_GIVEN PROBLEM:_ Write out the listing below again, precisely as it is given.

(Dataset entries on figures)
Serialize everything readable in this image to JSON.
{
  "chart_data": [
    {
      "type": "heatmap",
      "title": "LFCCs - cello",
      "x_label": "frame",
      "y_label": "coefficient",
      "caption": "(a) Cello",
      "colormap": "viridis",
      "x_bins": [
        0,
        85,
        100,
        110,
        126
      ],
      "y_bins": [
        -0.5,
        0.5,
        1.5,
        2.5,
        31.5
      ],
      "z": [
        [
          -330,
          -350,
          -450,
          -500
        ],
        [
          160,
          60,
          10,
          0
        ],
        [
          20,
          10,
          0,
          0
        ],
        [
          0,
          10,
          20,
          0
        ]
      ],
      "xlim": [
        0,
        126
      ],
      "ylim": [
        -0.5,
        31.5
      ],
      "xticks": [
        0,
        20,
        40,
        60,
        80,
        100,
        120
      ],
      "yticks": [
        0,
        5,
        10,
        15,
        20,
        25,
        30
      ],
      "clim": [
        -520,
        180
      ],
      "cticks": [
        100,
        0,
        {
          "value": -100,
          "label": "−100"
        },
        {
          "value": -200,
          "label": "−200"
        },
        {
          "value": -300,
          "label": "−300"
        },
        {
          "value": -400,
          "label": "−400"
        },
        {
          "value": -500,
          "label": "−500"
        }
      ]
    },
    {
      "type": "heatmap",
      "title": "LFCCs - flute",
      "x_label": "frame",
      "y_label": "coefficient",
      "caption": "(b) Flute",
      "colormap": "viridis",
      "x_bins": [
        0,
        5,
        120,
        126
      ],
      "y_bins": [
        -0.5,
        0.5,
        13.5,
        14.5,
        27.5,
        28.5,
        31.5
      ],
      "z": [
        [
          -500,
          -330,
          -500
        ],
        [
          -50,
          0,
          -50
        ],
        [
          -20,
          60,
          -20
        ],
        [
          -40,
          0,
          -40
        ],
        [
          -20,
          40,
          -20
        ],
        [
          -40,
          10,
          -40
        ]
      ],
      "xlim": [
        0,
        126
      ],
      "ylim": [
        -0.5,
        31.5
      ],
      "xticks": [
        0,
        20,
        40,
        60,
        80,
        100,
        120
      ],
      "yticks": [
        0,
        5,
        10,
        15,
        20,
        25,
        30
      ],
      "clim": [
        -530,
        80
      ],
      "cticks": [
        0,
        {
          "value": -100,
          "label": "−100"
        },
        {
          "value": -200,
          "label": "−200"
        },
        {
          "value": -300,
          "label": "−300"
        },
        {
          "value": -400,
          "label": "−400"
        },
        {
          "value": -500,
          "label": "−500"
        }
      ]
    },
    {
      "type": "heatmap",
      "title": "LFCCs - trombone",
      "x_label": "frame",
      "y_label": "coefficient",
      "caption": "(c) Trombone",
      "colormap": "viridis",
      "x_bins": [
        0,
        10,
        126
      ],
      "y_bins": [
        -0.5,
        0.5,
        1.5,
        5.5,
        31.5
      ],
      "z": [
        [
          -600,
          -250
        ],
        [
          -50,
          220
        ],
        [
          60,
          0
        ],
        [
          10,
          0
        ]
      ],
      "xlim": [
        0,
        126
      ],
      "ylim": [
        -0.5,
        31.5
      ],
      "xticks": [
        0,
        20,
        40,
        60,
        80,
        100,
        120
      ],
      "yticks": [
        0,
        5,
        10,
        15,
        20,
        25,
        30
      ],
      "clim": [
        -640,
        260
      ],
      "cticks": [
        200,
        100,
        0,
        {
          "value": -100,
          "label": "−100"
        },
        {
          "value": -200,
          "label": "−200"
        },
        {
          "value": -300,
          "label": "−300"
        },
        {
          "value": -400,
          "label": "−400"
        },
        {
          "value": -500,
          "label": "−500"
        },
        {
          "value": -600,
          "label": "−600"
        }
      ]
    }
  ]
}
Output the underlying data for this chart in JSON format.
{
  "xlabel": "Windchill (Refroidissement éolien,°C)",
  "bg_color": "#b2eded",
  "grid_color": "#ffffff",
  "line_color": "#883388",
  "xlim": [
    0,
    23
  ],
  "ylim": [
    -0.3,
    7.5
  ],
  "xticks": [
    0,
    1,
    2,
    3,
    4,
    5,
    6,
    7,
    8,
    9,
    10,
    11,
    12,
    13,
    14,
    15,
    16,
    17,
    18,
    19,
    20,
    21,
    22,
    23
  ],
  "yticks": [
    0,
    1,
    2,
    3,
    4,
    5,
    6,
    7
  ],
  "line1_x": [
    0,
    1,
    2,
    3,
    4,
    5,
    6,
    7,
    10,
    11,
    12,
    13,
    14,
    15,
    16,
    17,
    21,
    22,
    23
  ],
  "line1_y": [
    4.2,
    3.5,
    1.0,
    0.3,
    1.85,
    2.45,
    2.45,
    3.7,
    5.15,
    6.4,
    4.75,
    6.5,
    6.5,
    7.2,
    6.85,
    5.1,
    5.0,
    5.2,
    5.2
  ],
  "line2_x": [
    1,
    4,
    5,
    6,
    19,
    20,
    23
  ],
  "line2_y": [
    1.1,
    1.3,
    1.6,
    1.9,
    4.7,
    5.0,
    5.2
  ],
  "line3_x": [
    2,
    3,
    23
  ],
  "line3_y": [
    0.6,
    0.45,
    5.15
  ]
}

_EXERCISE ANSWER:_
Serialize everything readable in this image to JSON.
{
  "chart_data": [
    {
      "type": "heatmap",
      "title": "LFCCs - cello",
      "x_label": "frame",
      "y_label": "coefficient",
      "caption": "(a) Cello",
      "colormap": "viridis",
      "x_bins": [
        0,
        85,
        100,
        110,
        126
      ],
      "y_bins": [
        -0.5,
        0.5,
        1.5,
        2.5,
        31.5
      ],
      "z": [
        [
          -330,
          -350,
          -450,
          -500
        ],
        [
          160,
          60,
          10,
          0
        ],
        [
          20,
          10,
          0,
          0
        ],
        [
          0,
          10,
          20,
          0
        ]
      ],
      "xlim": [
        0,
        126
      ],
      "ylim": [
        -0.5,
        31.5
      ],
      "xticks": [
        0,
        20,
        40,
        60,
        80,
        100,
        120
      ],
      "yticks": [
        0,
        5,
        10,
        15,
        20,
        25,
        30
      ],
      "clim": [
        -520,
        180
      ],
      "cticks": [
        100,
        0,
        {
          "value": -100,
          "label": "−100"
        },
        {
          "value": -200,
          "label": "−200"
        },
        {
          "value": -300,
          "label": "−300"
        },
        {
          "value": -400,
          "label": "−400"
        },
        {
          "value": -500,
          "label": "−500"
        }
      ]
    },
    {
      "type": "heatmap",
      "title": "LFCCs - flute",
      "x_label": "frame",
      "y_label": "coefficient",
      "caption": "(b) Flute",
      "colormap": "viridis",
      "x_bins": [
        0,
        5,
        120,
        126
      ],
      "y_bins": [
        -0.5,
        0.5,
        13.5,
        14.5,
        27.5,
        28.5,
        31.5
      ],
      "z": [
        [
          -500,
          -330,
          -500
        ],
        [
          -50,
          0,
          -50
        ],
        [
          -20,
          60,
          -20
        ],
        [
          -40,
          0,
          -40
        ],
        [
          -20,
          40,
          -20
        ],
        [
          -40,
          10,
          -40
        ]
      ],
      "xlim": [
        0,
        126
      ],
      "ylim": [
        -0.5,
        31.5
      ],
      "xticks": [
        0,
        20,
        40,
        60,
        80,
        100,
        120
      ],
      "yticks": [
        0,
        5,
        10,
        15,
        20,
        25,
        30
      ],
      "clim": [
        -530,
        80
      ],
      "cticks": [
        0,
        {
          "value": -100,
          "label": "−100"
        },
        {
          "value": -200,
          "label": "−200"
        },
        {
          "value": -300,
          "label": "−300"
        },
        {
          "value": -400,
          "label": "−400"
        },
        {
          "value": -500,
          "label": "−500"
        }
      ]
    },
    {
      "type": "heatmap",
      "title": "LFCCs - trombone",
      "x_label": "frame",
      "y_label": "coefficient",
      "caption": "(c) Trombone",
      "colormap": "viridis",
      "x_bins": [
        0,
        10,
        126
      ],
      "y_bins": [
        -0.5,
        0.5,
        1.5,
        5.5,
        31.5
      ],
      "z": [
        [
          -600,
          -250
        ],
        [
          -50,
          220
        ],
        [
          60,
          0
        ],
        [
          10,
          0
        ]
      ],
      "xlim": [
        0,
        126
      ],
      "ylim": [
        -0.5,
        31.5
      ],
      "xticks": [
        0,
        20,
        40,
        60,
        80,
        100,
        120
      ],
      "yticks": [
        0,
        5,
        10,
        15,
        20,
        25,
        30
      ],
      "clim": [
        -640,
        260
      ],
      "cticks": [
        200,
        100,
        0,
        {
          "value": -100,
          "label": "−100"
        },
        {
          "value": -200,
          "label": "−200"
        },
        {
          "value": -300,
          "label": "−300"
        },
        {
          "value": -400,
          "label": "−400"
        },
        {
          "value": -500,
          "label": "−500"
        },
        {
          "value": -600,
          "label": "−600"
        }
      ]
    }
  ]
}
Output the underlying data for this chart in JSON format.
{
  "xlabel": "Windchill (Refroidissement éolien,°C)",
  "bg_color": "#b2eded",
  "grid_color": "#ffffff",
  "line_color": "#883388",
  "xlim": [
    0,
    23
  ],
  "ylim": [
    -0.3,
    7.5
  ],
  "xticks": [
    0,
    1,
    2,
    3,
    4,
    5,
    6,
    7,
    8,
    9,
    10,
    11,
    12,
    13,
    14,
    15,
    16,
    17,
    18,
    19,
    20,
    21,
    22,
    23
  ],
  "yticks": [
    0,
    1,
    2,
    3,
    4,
    5,
    6,
    7
  ],
  "line1_x": [
    0,
    1,
    2,
    3,
    4,
    5,
    6,
    7,
    10,
    11,
    12,
    13,
    14,
    15,
    16,
    17,
    21,
    22,
    23
  ],
  "line1_y": [
    4.2,
    3.5,
    1.0,
    0.3,
    1.85,
    2.45,
    2.45,
    3.7,
    5.15,
    6.4,
    4.75,
    6.5,
    6.5,
    7.2,
    6.85,
    5.1,
    5.0,
    5.2,
    5.2
  ],
  "line2_x": [
    1,
    4,
    5,
    6,
    19,
    20,
    23
  ],
  "line2_y": [
    1.1,
    1.3,
    1.6,
    1.9,
    4.7,
    5.0,
    5.2
  ],
  "line3_x": [
    2,
    3,
    23
  ],
  "line3_y": [
    0.6,
    0.45,
    5.15
  ]
}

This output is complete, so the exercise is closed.